What you are asked to do >>
Below are some records; work out how many of their lines contain "with" and give the number only.

Collection entries >>
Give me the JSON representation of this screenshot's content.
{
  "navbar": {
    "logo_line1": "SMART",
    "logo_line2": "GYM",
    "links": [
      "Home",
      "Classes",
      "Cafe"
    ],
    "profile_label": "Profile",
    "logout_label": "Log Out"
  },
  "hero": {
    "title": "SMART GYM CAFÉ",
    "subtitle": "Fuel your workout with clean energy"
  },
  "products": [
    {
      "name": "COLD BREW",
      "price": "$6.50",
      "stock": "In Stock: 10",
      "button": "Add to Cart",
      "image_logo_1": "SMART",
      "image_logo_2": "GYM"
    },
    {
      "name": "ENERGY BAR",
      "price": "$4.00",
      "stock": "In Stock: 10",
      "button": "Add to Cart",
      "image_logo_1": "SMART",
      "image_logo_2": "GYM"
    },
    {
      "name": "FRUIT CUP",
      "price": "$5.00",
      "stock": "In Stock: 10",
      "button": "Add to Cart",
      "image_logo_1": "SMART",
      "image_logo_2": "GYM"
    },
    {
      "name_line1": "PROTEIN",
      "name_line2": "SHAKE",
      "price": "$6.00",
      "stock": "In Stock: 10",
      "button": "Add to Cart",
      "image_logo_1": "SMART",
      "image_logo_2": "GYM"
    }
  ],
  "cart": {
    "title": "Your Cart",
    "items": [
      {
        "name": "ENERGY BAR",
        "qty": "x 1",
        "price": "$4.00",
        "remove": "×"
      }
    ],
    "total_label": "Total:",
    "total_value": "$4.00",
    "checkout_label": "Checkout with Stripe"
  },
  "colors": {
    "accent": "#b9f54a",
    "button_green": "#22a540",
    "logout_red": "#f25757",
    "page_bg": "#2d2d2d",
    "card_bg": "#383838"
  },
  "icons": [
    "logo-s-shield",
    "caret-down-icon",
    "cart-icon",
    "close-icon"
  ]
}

Solution for this problem >>
2